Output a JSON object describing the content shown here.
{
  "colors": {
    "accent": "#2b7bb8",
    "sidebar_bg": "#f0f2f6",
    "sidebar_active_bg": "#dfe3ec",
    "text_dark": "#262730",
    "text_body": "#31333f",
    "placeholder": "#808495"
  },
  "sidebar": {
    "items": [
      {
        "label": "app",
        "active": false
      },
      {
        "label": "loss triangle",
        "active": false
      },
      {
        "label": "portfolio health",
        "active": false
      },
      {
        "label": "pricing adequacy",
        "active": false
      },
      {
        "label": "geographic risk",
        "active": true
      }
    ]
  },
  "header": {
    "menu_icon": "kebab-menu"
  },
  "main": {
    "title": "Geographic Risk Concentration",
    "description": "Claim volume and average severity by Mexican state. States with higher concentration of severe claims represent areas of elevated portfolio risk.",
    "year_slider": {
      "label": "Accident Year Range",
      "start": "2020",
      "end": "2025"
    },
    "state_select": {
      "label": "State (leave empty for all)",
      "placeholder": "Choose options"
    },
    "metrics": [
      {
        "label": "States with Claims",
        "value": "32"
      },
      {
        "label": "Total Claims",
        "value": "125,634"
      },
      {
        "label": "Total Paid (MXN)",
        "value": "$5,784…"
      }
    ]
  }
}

========

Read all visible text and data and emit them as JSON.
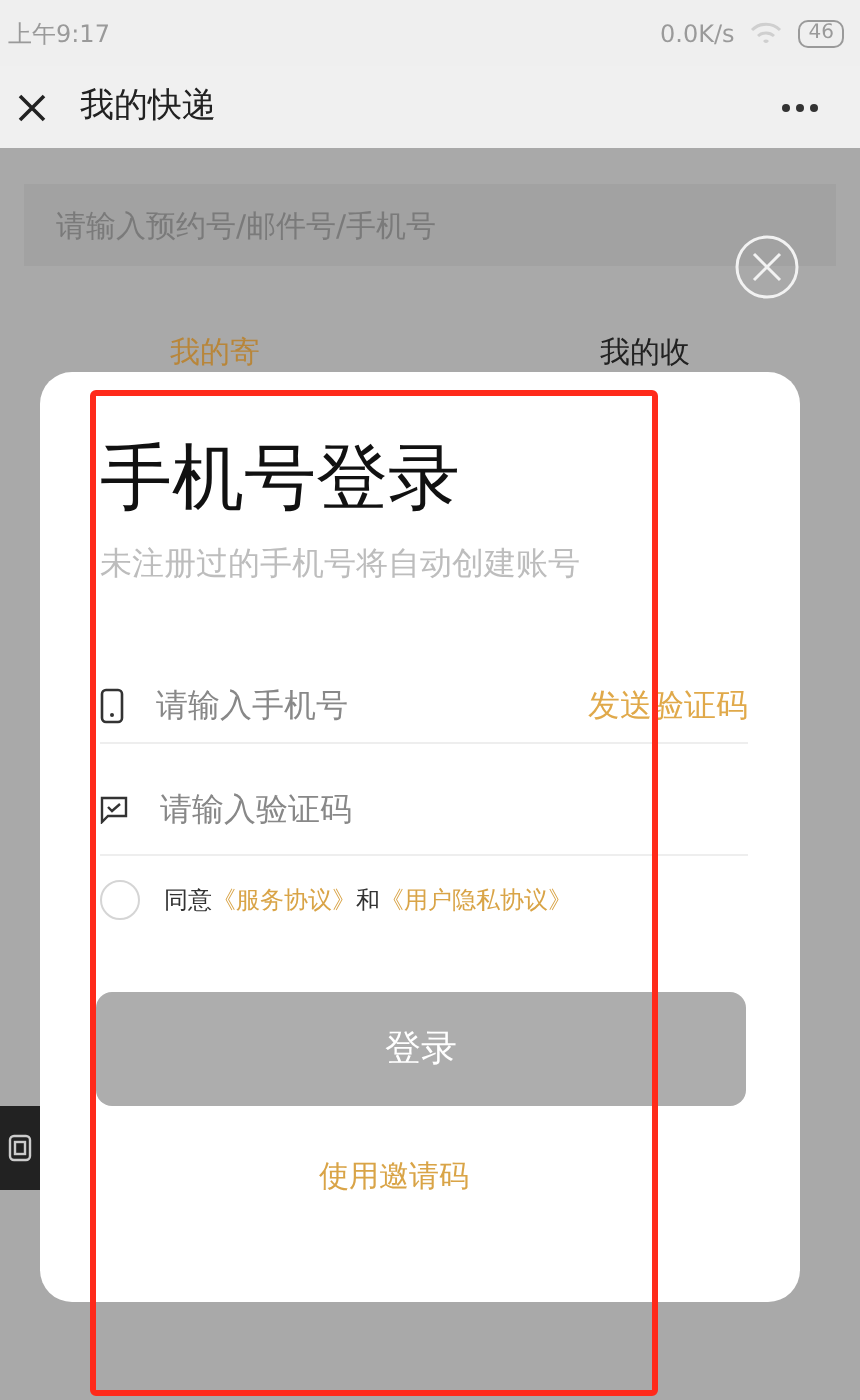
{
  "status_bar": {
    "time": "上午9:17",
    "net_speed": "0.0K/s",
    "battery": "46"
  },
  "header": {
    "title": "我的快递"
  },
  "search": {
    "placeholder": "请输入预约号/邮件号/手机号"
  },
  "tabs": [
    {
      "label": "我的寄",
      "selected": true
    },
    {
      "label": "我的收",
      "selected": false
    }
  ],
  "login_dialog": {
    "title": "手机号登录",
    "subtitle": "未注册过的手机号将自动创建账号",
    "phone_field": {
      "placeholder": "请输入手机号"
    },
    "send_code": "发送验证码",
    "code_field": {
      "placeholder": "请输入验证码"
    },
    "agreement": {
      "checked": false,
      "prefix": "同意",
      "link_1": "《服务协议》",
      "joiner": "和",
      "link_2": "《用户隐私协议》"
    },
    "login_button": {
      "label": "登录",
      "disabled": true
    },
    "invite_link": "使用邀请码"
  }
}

========

◆ **WHAT IS ASKED**
Find every line above that contains the word "true", and return each one.

◆ **COMPLETED TASK**
        "active": true
      "selected": true
      "disabled": true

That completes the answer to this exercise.